- _What the exercise asks_: Search the entries for lines that contain the word "Orthotomicus", and report each one found.

- _Dataset records_:
== == ==

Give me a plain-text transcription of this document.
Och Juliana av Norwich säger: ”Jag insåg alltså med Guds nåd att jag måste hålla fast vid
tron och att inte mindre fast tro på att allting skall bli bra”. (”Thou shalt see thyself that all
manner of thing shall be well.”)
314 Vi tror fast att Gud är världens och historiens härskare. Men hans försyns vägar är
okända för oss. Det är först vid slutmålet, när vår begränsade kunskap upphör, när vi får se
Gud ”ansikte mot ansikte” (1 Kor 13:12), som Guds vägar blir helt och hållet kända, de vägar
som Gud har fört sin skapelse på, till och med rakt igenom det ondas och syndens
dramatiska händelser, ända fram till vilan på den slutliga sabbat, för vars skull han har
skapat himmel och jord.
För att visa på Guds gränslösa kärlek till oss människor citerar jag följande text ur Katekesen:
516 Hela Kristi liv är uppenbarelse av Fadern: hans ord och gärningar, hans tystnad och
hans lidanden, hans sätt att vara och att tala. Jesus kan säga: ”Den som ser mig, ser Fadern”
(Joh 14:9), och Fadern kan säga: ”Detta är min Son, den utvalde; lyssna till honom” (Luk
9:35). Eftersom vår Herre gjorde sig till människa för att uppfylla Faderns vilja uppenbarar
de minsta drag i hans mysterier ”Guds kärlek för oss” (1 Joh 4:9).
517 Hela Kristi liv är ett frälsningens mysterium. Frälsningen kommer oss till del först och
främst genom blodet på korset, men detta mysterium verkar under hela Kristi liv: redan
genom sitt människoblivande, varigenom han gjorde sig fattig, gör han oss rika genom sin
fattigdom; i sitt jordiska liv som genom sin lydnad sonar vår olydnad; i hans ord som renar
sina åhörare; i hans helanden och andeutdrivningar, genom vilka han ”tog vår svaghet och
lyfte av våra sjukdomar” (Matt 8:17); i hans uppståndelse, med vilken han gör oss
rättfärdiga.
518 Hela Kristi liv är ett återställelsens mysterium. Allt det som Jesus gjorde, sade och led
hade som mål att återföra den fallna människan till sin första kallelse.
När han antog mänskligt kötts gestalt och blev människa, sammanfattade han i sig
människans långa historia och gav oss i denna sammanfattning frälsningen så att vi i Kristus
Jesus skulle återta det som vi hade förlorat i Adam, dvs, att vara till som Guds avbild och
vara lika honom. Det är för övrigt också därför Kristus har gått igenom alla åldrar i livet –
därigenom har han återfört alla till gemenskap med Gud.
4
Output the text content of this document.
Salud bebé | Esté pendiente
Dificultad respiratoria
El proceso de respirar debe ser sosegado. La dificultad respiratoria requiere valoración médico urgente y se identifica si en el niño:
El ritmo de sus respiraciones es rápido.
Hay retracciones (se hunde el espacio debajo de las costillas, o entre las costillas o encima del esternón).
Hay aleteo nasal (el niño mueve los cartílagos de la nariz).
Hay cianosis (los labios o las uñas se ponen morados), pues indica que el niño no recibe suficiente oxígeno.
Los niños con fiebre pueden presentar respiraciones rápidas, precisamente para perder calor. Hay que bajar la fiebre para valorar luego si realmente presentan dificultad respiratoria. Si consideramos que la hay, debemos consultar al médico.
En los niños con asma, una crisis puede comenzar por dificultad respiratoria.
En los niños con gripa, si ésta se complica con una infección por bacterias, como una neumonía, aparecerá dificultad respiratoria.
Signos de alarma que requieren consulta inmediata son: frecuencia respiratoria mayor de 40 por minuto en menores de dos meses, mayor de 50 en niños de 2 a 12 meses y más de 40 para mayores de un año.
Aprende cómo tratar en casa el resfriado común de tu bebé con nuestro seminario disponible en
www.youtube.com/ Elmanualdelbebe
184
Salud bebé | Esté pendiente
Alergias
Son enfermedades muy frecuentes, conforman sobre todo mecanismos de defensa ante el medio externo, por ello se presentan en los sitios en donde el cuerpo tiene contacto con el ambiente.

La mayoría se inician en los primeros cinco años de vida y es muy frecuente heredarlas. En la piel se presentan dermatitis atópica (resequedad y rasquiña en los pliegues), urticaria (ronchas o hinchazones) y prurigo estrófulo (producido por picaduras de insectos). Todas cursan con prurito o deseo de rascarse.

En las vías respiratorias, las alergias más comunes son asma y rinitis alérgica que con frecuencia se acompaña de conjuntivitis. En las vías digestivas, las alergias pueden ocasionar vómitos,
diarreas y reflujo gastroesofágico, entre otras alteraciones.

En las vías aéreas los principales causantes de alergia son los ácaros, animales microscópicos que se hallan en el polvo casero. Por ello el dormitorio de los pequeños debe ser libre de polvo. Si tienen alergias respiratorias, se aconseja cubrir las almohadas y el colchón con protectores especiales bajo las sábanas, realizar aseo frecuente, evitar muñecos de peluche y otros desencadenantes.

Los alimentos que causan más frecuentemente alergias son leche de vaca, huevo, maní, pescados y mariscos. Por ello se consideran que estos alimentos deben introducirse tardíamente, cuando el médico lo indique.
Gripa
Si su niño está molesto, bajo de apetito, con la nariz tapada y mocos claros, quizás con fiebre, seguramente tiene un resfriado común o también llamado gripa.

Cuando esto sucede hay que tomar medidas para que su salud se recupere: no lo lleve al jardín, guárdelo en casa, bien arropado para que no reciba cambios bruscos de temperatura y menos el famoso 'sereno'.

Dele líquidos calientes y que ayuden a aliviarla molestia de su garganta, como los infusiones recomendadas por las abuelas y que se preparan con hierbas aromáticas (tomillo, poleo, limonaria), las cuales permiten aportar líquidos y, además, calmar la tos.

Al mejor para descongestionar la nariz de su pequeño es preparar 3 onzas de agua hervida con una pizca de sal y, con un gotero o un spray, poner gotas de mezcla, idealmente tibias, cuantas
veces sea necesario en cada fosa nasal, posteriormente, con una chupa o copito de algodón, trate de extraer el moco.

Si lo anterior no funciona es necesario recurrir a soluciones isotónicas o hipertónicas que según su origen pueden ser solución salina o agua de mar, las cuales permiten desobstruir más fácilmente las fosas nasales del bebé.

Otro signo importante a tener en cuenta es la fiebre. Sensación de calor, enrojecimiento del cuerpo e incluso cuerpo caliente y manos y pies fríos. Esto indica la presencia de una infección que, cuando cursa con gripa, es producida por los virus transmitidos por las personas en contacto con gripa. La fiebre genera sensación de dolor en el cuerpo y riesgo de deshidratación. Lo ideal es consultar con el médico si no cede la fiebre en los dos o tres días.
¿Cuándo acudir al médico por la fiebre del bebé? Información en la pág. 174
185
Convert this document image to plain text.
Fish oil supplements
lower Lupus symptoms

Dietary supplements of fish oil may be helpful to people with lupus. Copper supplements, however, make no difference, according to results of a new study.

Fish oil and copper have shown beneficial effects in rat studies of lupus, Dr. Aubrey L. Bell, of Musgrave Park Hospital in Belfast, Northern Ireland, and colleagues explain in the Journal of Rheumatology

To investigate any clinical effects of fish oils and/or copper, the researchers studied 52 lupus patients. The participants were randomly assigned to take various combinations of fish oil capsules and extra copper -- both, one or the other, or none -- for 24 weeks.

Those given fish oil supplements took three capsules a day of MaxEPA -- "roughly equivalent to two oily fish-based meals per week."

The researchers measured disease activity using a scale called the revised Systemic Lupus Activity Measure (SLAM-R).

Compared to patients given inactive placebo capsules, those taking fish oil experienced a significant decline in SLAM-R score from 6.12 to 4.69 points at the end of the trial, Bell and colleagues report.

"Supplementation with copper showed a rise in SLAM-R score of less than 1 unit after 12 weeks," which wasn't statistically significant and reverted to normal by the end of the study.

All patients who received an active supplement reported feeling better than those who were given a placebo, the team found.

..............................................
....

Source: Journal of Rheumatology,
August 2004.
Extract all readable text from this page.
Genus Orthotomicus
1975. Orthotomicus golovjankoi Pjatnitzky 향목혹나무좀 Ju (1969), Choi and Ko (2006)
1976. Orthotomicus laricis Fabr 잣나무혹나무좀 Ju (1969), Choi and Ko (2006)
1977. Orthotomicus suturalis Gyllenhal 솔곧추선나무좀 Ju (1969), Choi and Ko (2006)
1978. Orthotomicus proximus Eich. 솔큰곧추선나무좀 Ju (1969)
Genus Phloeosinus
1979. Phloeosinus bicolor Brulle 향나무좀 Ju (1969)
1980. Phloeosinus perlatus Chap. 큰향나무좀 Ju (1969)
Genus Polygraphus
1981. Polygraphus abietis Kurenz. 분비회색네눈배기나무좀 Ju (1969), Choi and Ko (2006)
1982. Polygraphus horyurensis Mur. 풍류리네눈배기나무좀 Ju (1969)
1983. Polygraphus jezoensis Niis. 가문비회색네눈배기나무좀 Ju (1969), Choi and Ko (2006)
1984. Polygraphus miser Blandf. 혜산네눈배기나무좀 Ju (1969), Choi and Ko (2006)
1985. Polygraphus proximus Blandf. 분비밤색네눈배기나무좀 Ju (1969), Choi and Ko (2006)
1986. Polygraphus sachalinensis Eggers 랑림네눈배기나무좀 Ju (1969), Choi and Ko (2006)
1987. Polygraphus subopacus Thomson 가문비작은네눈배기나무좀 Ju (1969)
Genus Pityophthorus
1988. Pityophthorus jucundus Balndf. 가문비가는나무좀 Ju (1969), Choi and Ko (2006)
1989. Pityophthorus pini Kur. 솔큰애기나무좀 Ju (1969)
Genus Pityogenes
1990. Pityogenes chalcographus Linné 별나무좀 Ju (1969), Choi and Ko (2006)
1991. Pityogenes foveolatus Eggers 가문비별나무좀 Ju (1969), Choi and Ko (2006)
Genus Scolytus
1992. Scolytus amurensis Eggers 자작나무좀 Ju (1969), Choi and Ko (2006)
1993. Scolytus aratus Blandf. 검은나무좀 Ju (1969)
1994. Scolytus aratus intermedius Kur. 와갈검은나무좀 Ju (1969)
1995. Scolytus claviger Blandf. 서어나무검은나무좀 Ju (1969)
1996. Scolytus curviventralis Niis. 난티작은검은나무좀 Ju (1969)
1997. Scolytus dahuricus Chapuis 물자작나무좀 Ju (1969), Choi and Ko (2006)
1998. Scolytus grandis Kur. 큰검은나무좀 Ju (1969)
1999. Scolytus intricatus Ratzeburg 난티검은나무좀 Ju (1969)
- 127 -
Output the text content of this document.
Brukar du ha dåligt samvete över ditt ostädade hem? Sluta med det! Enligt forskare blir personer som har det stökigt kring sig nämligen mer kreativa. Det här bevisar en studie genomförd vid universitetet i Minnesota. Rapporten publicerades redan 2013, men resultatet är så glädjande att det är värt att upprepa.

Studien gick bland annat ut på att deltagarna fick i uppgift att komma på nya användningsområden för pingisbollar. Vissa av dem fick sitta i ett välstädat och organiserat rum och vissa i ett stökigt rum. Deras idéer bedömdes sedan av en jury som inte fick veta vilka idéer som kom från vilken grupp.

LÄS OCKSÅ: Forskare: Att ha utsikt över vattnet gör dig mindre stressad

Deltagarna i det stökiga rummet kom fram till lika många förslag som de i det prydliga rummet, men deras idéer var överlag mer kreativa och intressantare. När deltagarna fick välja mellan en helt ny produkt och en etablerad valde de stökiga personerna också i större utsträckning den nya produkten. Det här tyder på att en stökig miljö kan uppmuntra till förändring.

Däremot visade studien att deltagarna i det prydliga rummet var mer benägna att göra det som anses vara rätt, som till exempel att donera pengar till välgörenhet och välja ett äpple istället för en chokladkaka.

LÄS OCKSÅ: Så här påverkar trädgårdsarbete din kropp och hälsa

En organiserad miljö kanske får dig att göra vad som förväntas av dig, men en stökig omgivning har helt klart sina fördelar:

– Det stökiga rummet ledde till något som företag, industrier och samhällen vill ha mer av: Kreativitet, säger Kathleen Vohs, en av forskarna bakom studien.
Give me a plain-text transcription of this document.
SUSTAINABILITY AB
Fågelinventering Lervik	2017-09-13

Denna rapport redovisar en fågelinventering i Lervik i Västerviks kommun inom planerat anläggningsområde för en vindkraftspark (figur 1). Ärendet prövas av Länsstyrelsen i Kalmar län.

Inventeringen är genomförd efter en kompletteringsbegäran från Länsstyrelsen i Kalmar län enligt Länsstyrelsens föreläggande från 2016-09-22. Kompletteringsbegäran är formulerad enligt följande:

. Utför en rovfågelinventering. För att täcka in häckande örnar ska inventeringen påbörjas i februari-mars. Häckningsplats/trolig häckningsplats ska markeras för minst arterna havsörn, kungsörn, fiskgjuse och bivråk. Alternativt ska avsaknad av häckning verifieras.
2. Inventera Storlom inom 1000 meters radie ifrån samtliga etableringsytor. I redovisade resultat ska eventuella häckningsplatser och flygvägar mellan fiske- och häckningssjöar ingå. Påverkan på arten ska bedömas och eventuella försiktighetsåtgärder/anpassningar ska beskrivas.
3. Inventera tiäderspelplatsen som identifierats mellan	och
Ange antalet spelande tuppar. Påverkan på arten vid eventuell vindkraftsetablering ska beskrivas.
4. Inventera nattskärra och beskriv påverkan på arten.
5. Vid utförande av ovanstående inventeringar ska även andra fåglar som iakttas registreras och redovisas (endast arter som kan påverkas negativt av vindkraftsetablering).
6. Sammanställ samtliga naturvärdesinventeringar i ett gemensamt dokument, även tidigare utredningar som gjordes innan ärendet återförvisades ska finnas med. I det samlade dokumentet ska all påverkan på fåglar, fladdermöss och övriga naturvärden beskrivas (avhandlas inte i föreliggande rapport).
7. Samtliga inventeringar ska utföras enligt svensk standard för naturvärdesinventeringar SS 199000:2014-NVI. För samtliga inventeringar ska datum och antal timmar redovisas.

== == ==

- _Solution to the exercise_:
Genus Orthotomicus
1975. Orthotomicus golovjankoi Pjatnitzky 향목혹나무좀 Ju (1969), Choi and Ko (2006)
1976. Orthotomicus laricis Fabr 잣나무혹나무좀 Ju (1969), Choi and Ko (2006)
1977. Orthotomicus suturalis Gyllenhal 솔곧추선나무좀 Ju (1969), Choi and Ko (2006)
1978. Orthotomicus proximus Eich. 솔큰곧추선나무좀 Ju (1969)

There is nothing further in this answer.